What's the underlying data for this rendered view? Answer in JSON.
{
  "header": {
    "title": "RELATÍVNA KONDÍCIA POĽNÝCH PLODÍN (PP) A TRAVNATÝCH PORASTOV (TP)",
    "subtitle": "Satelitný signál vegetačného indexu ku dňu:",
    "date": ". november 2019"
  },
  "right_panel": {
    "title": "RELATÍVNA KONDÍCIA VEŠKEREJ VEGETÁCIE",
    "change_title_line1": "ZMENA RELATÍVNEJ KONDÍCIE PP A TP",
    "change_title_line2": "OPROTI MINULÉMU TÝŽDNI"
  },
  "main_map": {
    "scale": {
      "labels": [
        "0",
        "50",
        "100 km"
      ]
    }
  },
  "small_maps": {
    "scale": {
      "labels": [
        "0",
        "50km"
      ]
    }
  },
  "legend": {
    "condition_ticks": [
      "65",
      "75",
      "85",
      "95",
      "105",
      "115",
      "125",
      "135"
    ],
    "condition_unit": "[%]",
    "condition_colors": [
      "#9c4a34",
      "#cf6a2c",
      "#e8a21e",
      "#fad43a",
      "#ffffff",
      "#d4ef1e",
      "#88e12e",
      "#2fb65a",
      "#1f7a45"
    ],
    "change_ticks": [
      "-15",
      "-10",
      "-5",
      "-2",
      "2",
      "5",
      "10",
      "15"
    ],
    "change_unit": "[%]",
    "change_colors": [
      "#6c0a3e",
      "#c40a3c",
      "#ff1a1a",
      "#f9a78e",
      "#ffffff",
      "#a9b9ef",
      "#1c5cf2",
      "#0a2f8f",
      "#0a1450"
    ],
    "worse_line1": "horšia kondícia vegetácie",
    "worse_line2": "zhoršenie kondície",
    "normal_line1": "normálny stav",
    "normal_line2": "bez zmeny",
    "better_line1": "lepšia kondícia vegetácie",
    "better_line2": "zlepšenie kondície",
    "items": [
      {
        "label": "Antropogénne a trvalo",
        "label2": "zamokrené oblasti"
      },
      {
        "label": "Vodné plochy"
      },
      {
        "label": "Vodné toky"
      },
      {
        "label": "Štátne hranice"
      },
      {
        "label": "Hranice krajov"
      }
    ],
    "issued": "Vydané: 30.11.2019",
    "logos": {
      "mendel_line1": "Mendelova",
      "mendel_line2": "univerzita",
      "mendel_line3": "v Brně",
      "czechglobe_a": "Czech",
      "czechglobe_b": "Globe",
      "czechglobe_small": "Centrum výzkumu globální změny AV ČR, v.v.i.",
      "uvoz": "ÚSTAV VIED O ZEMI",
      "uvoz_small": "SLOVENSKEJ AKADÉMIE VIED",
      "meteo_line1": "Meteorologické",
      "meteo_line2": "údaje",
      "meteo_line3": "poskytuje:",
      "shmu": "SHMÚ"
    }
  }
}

──────────────────────────────

> [Given instruction] The full set of records should be duplicated exactly.

> [Result of the exercise]
What's the underlying data for this rendered view? Answer in JSON.
{
  "header": {
    "title": "RELATÍVNA KONDÍCIA POĽNÝCH PLODÍN (PP) A TRAVNATÝCH PORASTOV (TP)",
    "subtitle": "Satelitný signál vegetačného indexu ku dňu:",
    "date": ". november 2019"
  },
  "right_panel": {
    "title": "RELATÍVNA KONDÍCIA VEŠKEREJ VEGETÁCIE",
    "change_title_line1": "ZMENA RELATÍVNEJ KONDÍCIE PP A TP",
    "change_title_line2": "OPROTI MINULÉMU TÝŽDNI"
  },
  "main_map": {
    "scale": {
      "labels": [
        "0",
        "50",
        "100 km"
      ]
    }
  },
  "small_maps": {
    "scale": {
      "labels": [
        "0",
        "50km"
      ]
    }
  },
  "legend": {
    "condition_ticks": [
      "65",
      "75",
      "85",
      "95",
      "105",
      "115",
      "125",
      "135"
    ],
    "condition_unit": "[%]",
    "condition_colors": [
      "#9c4a34",
      "#cf6a2c",
      "#e8a21e",
      "#fad43a",
      "#ffffff",
      "#d4ef1e",
      "#88e12e",
      "#2fb65a",
      "#1f7a45"
    ],
    "change_ticks": [
      "-15",
      "-10",
      "-5",
      "-2",
      "2",
      "5",
      "10",
      "15"
    ],
    "change_unit": "[%]",
    "change_colors": [
      "#6c0a3e",
      "#c40a3c",
      "#ff1a1a",
      "#f9a78e",
      "#ffffff",
      "#a9b9ef",
      "#1c5cf2",
      "#0a2f8f",
      "#0a1450"
    ],
    "worse_line1": "horšia kondícia vegetácie",
    "worse_line2": "zhoršenie kondície",
    "normal_line1": "normálny stav",
    "normal_line2": "bez zmeny",
    "better_line1": "lepšia kondícia vegetácie",
    "better_line2": "zlepšenie kondície",
    "items": [
      {
        "label": "Antropogénne a trvalo",
        "label2": "zamokrené oblasti"
      },
      {
        "label": "Vodné plochy"
      },
      {
        "label": "Vodné toky"
      },
      {
        "label": "Štátne hranice"
      },
      {
        "label": "Hranice krajov"
      }
    ],
    "issued": "Vydané: 30.11.2019",
    "logos": {
      "mendel_line1": "Mendelova",
      "mendel_line2": "univerzita",
      "mendel_line3": "v Brně",
      "czechglobe_a": "Czech",
      "czechglobe_b": "Globe",
      "czechglobe_small": "Centrum výzkumu globální změny AV ČR, v.v.i.",
      "uvoz": "ÚSTAV VIED O ZEMI",
      "uvoz_small": "SLOVENSKEJ AKADÉMIE VIED",
      "meteo_line1": "Meteorologické",
      "meteo_line2": "údaje",
      "meteo_line3": "poskytuje:",
      "shmu": "SHMÚ"
    }
  }
}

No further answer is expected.